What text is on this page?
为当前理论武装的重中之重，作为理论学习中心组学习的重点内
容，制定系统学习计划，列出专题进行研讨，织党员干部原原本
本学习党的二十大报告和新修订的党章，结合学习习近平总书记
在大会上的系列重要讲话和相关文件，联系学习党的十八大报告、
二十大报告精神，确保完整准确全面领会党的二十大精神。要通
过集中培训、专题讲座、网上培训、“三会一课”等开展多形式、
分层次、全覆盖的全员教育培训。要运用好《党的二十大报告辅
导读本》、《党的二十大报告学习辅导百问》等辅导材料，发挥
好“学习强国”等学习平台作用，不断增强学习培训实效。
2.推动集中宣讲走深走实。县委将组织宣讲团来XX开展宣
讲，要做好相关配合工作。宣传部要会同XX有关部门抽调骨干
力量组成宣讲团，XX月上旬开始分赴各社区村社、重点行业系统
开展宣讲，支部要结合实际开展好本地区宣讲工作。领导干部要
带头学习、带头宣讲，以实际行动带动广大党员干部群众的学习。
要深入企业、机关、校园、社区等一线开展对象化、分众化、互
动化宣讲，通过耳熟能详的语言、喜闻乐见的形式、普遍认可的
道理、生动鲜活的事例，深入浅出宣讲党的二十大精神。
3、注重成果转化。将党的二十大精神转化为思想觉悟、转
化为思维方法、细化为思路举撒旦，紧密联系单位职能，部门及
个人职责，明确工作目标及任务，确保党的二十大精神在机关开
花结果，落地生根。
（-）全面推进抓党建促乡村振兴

*EXERCISE PROMPT*: Output the entries exactly.

*TASK ANSWER*:
What text is on this page?
为当前理论武装的重中之重，作为理论学习中心组学习的重点内
容，制定系统学习计划，列出专题进行研讨，织党员干部原原本
本学习党的二十大报告和新修订的党章，结合学习习近平总书记
在大会上的系列重要讲话和相关文件，联系学习党的十八大报告、
二十大报告精神，确保完整准确全面领会党的二十大精神。要通
过集中培训、专题讲座、网上培训、“三会一课”等开展多形式、
分层次、全覆盖的全员教育培训。要运用好《党的二十大报告辅
导读本》、《党的二十大报告学习辅导百问》等辅导材料，发挥
好“学习强国”等学习平台作用，不断增强学习培训实效。
2.推动集中宣讲走深走实。县委将组织宣讲团来XX开展宣
讲，要做好相关配合工作。宣传部要会同XX有关部门抽调骨干
力量组成宣讲团，XX月上旬开始分赴各社区村社、重点行业系统
开展宣讲，支部要结合实际开展好本地区宣讲工作。领导干部要
带头学习、带头宣讲，以实际行动带动广大党员干部群众的学习。
要深入企业、机关、校园、社区等一线开展对象化、分众化、互
动化宣讲，通过耳熟能详的语言、喜闻乐见的形式、普遍认可的
道理、生动鲜活的事例，深入浅出宣讲党的二十大精神。
3、注重成果转化。将党的二十大精神转化为思想觉悟、转
化为思维方法、细化为思路举撒旦，紧密联系单位职能，部门及
个人职责，明确工作目标及任务，确保党的二十大精神在机关开
花结果，落地生根。
（-）全面推进抓党建促乡村振兴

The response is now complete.